- [What this task involves] Reproduce the listing below word for word, leaving out the pictures.

★ ★ ★

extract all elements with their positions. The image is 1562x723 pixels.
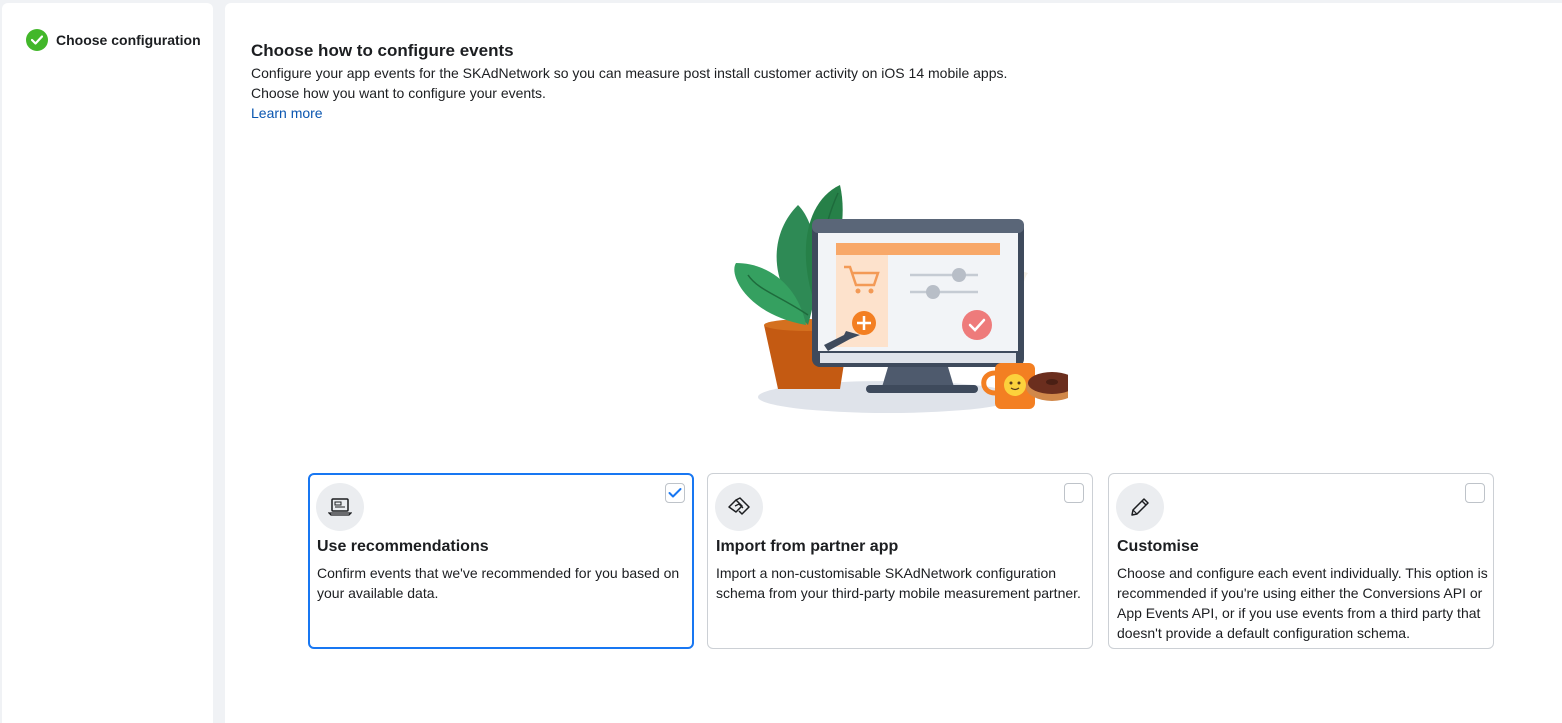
option-card-customise[interactable]: Customise Choose and configure each even… xyxy=(1108,473,1494,649)
main-panel: Choose how to configure events Configure… xyxy=(225,3,1562,723)
page-description-line-2: Choose how you want to configure your ev… xyxy=(251,85,546,101)
option-card-use-recommendations[interactable]: Use recommendations Confirm events that … xyxy=(308,473,694,649)
option-description: Confirm events that we've recommended fo… xyxy=(317,565,680,601)
page-description-line-1: Configure your app events for the SKAdNe… xyxy=(251,65,1008,81)
step-label: Choose configuration xyxy=(56,32,201,48)
option-title: Use recommendations xyxy=(317,538,489,555)
option-checkbox[interactable] xyxy=(1465,483,1485,503)
handshake-icon xyxy=(715,483,763,531)
option-checkbox[interactable] xyxy=(665,483,685,503)
learn-more-link[interactable]: Learn more xyxy=(251,105,323,121)
page-title: Choose how to configure events xyxy=(251,41,514,60)
option-description: Choose and configure each event individu… xyxy=(1117,565,1488,641)
pencil-icon xyxy=(1116,483,1164,531)
configure-events-illustration xyxy=(734,185,1068,413)
option-title: Import from partner app xyxy=(716,538,899,555)
laptop-icon xyxy=(316,483,364,531)
sidebar: Choose configuration xyxy=(2,3,213,723)
check-circle-icon xyxy=(26,29,48,51)
option-card-import-from-partner-app[interactable]: Import from partner app Import a non-cus… xyxy=(707,473,1093,649)
option-description: Import a non-customisable SKAdNetwork co… xyxy=(716,565,1081,601)
option-checkbox[interactable] xyxy=(1064,483,1084,503)
option-title: Customise xyxy=(1117,538,1199,555)
step-choose-configuration[interactable]: Choose configuration xyxy=(26,29,201,51)
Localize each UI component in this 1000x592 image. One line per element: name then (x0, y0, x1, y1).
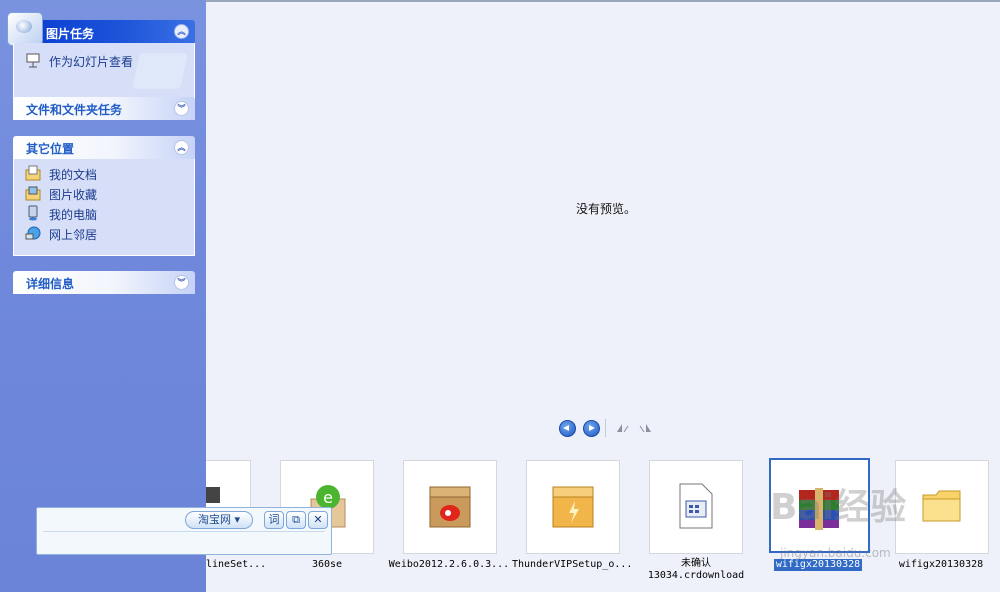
slideshow-icon (25, 52, 41, 68)
close-icon[interactable]: ✕ (308, 511, 328, 529)
thumbnail-3[interactable] (403, 460, 497, 554)
place-network[interactable]: 网上邻居 (14, 223, 194, 243)
floating-toolbar: 淘宝网 ▾ 词 ⧉ ✕ (36, 507, 332, 555)
place-label: 网上邻居 (49, 228, 98, 242)
place-label: 我的电脑 (49, 208, 98, 222)
taobao-dropdown[interactable]: 淘宝网 ▾ (185, 511, 253, 529)
thumbnail-caption[interactable]: Weibo2012.2.6.0.3... (388, 559, 510, 571)
my-documents-icon (25, 165, 41, 181)
details-header[interactable]: 详细信息 ︾ (13, 271, 195, 294)
dropdown-label: 淘宝网 (197, 513, 231, 526)
chevron-down-icon[interactable]: ︾ (174, 275, 189, 290)
place-label: 图片收藏 (49, 188, 98, 202)
thumbnail-6-selected[interactable] (769, 458, 870, 553)
file-tasks-header[interactable]: 文件和文件夹任务 ︾ (13, 97, 195, 120)
details-group: 详细信息 ︾ (13, 271, 195, 294)
top-border (206, 0, 1000, 2)
my-pictures-icon (25, 185, 41, 201)
thumbnail-4[interactable] (526, 460, 620, 554)
other-places-title: 其它位置 (26, 142, 75, 156)
rotate-counterclockwise-icon[interactable] (638, 420, 653, 435)
picture-tasks-group: 图片任务 ︽ 作为幻灯片查看 (7, 12, 195, 100)
picture-tasks-icon (7, 12, 43, 46)
place-my-documents[interactable]: 我的文档 (14, 163, 194, 183)
other-places-body: 我的文档 图片收藏 我的电脑 网上邻居 (13, 159, 195, 256)
file-tasks-group: 文件和文件夹任务 ︾ (13, 97, 195, 120)
chevron-down-icon: ▾ (234, 513, 241, 526)
file-tasks-title: 文件和文件夹任务 (26, 103, 123, 117)
caption-line-1: 未确认 (681, 558, 711, 569)
winrar-archive-icon (799, 488, 839, 530)
thumbnail-caption-selected[interactable]: wifigx20130328 (774, 559, 862, 571)
no-preview-message: 没有预览。 (576, 202, 637, 216)
toolbar-separator (605, 419, 606, 437)
other-places-header[interactable]: 其它位置 ︽ (13, 136, 195, 159)
picture-tasks-title: 图片任务 (46, 27, 95, 41)
thumbnail-5[interactable] (649, 460, 743, 554)
thumbnail-caption[interactable]: ThunderVIPSetup_o... (512, 559, 632, 571)
thumbnail-caption[interactable]: 未确认 13034.crdownload (640, 558, 752, 582)
place-label: 我的文档 (49, 168, 98, 182)
weibo-box-icon (429, 486, 471, 528)
copy-icon[interactable]: ⧉ (286, 511, 306, 529)
rotate-clockwise-icon[interactable] (615, 420, 630, 435)
task-item-label: 作为幻灯片查看 (49, 55, 134, 69)
caption-line-2: 13034.crdownload (647, 570, 745, 581)
previous-image-icon[interactable] (559, 420, 576, 437)
picture-tasks-body: 作为幻灯片查看 (13, 43, 195, 100)
place-my-computer[interactable]: 我的电脑 (14, 203, 194, 223)
chevron-down-icon[interactable]: ︾ (174, 101, 189, 116)
next-image-icon[interactable] (583, 420, 600, 437)
svg-text:e: e (323, 488, 333, 507)
network-places-icon (25, 225, 41, 241)
picture-tasks-header[interactable]: 图片任务 ︽ (7, 12, 195, 46)
chevron-up-icon[interactable]: ︽ (174, 24, 189, 39)
thumbnail-7[interactable] (895, 460, 989, 554)
thunder-box-icon (552, 486, 594, 528)
task-pane: 图片任务 ︽ 作为幻灯片查看 文件和文件夹任务 ︾ 其它位置 ︽ 我的文档 图片… (0, 0, 206, 592)
place-my-pictures[interactable]: 图片收藏 (14, 183, 194, 203)
dictionary-button[interactable]: 词 (264, 511, 284, 529)
thumbnail-caption[interactable]: wifigx20130328 (890, 559, 992, 571)
crdownload-file-icon (679, 483, 713, 529)
toolbar-divider (43, 531, 325, 532)
thumbnail-caption[interactable]: 360se (280, 559, 374, 571)
folder-icon (922, 490, 961, 522)
other-places-group: 其它位置 ︽ 我的文档 图片收藏 我的电脑 网上邻居 (13, 136, 195, 256)
details-title: 详细信息 (26, 277, 75, 291)
installer-icon (206, 487, 220, 503)
chevron-up-icon[interactable]: ︽ (174, 140, 189, 155)
task-item-slideshow[interactable]: 作为幻灯片查看 (14, 50, 194, 70)
thumbnail-caption[interactable]: lineSet... (206, 559, 266, 571)
my-computer-icon (25, 205, 41, 221)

★ ★ ★

- [Response]
extract all elements with their positions. The image is 1562x723 pixels.
option-card-customise[interactable]: Customise Choose and configure each even… xyxy=(1108,473,1494,649)
main-panel: Choose how to configure events Configure… xyxy=(225,3,1562,723)
page-description-line-2: Choose how you want to configure your ev… xyxy=(251,85,546,101)
option-card-use-recommendations[interactable]: Use recommendations Confirm events that … xyxy=(308,473,694,649)
option-description: Confirm events that we've recommended fo… xyxy=(317,565,680,601)
page-description-line-1: Configure your app events for the SKAdNe… xyxy=(251,65,1008,81)
step-label: Choose configuration xyxy=(56,32,201,48)
option-title: Use recommendations xyxy=(317,538,489,555)
option-checkbox[interactable] xyxy=(1465,483,1485,503)
handshake-icon xyxy=(715,483,763,531)
option-checkbox[interactable] xyxy=(665,483,685,503)
learn-more-link[interactable]: Learn more xyxy=(251,105,323,121)
page-title: Choose how to configure events xyxy=(251,41,514,60)
option-description: Choose and configure each event individu… xyxy=(1117,565,1488,641)
pencil-icon xyxy=(1116,483,1164,531)
configure-events-illustration xyxy=(734,185,1068,413)
option-title: Import from partner app xyxy=(716,538,899,555)
laptop-icon xyxy=(316,483,364,531)
sidebar: Choose configuration xyxy=(2,3,213,723)
check-circle-icon xyxy=(26,29,48,51)
option-card-import-from-partner-app[interactable]: Import from partner app Import a non-cus… xyxy=(707,473,1093,649)
option-description: Import a non-customisable SKAdNetwork co… xyxy=(716,565,1081,601)
option-checkbox[interactable] xyxy=(1064,483,1084,503)
option-title: Customise xyxy=(1117,538,1199,555)
step-choose-configuration[interactable]: Choose configuration xyxy=(26,29,201,51)
Localize each UI component in this 1000x592 image. One line per element: name then (x0, y0, x1, y1).
slideshow-icon (25, 52, 41, 68)
close-icon[interactable]: ✕ (308, 511, 328, 529)
thumbnail-3[interactable] (403, 460, 497, 554)
place-network[interactable]: 网上邻居 (14, 223, 194, 243)
floating-toolbar: 淘宝网 ▾ 词 ⧉ ✕ (36, 507, 332, 555)
place-label: 网上邻居 (49, 228, 98, 242)
place-label: 我的电脑 (49, 208, 98, 222)
taobao-dropdown[interactable]: 淘宝网 ▾ (185, 511, 253, 529)
thumbnail-caption[interactable]: Weibo2012.2.6.0.3... (388, 559, 510, 571)
my-documents-icon (25, 165, 41, 181)
details-header[interactable]: 详细信息 ︾ (13, 271, 195, 294)
dropdown-label: 淘宝网 (197, 513, 231, 526)
chevron-down-icon[interactable]: ︾ (174, 275, 189, 290)
place-label: 图片收藏 (49, 188, 98, 202)
thumbnail-6-selected[interactable] (769, 458, 870, 553)
file-tasks-header[interactable]: 文件和文件夹任务 ︾ (13, 97, 195, 120)
details-group: 详细信息 ︾ (13, 271, 195, 294)
top-border (206, 0, 1000, 2)
my-pictures-icon (25, 185, 41, 201)
thumbnail-4[interactable] (526, 460, 620, 554)
other-places-title: 其它位置 (26, 142, 75, 156)
rotate-counterclockwise-icon[interactable] (638, 420, 653, 435)
picture-tasks-group: 图片任务 ︽ 作为幻灯片查看 (7, 12, 195, 100)
picture-tasks-icon (7, 12, 43, 46)
place-my-documents[interactable]: 我的文档 (14, 163, 194, 183)
other-places-body: 我的文档 图片收藏 我的电脑 网上邻居 (13, 159, 195, 256)
file-tasks-group: 文件和文件夹任务 ︾ (13, 97, 195, 120)
chevron-down-icon: ▾ (234, 513, 241, 526)
file-tasks-title: 文件和文件夹任务 (26, 103, 123, 117)
caption-line-1: 未确认 (681, 558, 711, 569)
winrar-archive-icon (799, 488, 839, 530)
thumbnail-caption-selected[interactable]: wifigx20130328 (774, 559, 862, 571)
no-preview-message: 没有预览。 (576, 202, 637, 216)
toolbar-separator (605, 419, 606, 437)
other-places-header[interactable]: 其它位置 ︽ (13, 136, 195, 159)
picture-tasks-title: 图片任务 (46, 27, 95, 41)
thumbnail-5[interactable] (649, 460, 743, 554)
thumbnail-caption[interactable]: ThunderVIPSetup_o... (512, 559, 632, 571)
thumbnail-caption[interactable]: 未确认 13034.crdownload (640, 558, 752, 582)
place-label: 我的文档 (49, 168, 98, 182)
weibo-box-icon (429, 486, 471, 528)
copy-icon[interactable]: ⧉ (286, 511, 306, 529)
rotate-clockwise-icon[interactable] (615, 420, 630, 435)
task-item-label: 作为幻灯片查看 (49, 55, 134, 69)
caption-line-2: 13034.crdownload (647, 570, 745, 581)
previous-image-icon[interactable] (559, 420, 576, 437)
picture-tasks-body: 作为幻灯片查看 (13, 43, 195, 100)
place-my-computer[interactable]: 我的电脑 (14, 203, 194, 223)
chevron-down-icon[interactable]: ︾ (174, 101, 189, 116)
next-image-icon[interactable] (583, 420, 600, 437)
svg-text:e: e (323, 488, 333, 507)
network-places-icon (25, 225, 41, 241)
picture-tasks-header[interactable]: 图片任务 ︽ (7, 12, 195, 46)
chevron-up-icon[interactable]: ︽ (174, 24, 189, 39)
thumbnail-7[interactable] (895, 460, 989, 554)
thunder-box-icon (552, 486, 594, 528)
task-pane: 图片任务 ︽ 作为幻灯片查看 文件和文件夹任务 ︾ 其它位置 ︽ 我的文档 图片… (0, 0, 206, 592)
place-my-pictures[interactable]: 图片收藏 (14, 183, 194, 203)
dictionary-button[interactable]: 词 (264, 511, 284, 529)
thumbnail-caption[interactable]: wifigx20130328 (890, 559, 992, 571)
crdownload-file-icon (679, 483, 713, 529)
toolbar-divider (43, 531, 325, 532)
thumbnail-caption[interactable]: 360se (280, 559, 374, 571)
folder-icon (922, 490, 961, 522)
other-places-group: 其它位置 ︽ 我的文档 图片收藏 我的电脑 网上邻居 (13, 136, 195, 256)
details-title: 详细信息 (26, 277, 75, 291)
installer-icon (206, 487, 220, 503)
chevron-up-icon[interactable]: ︽ (174, 140, 189, 155)
task-item-slideshow[interactable]: 作为幻灯片查看 (14, 50, 194, 70)
thumbnail-caption[interactable]: lineSet... (206, 559, 266, 571)
my-computer-icon (25, 205, 41, 221)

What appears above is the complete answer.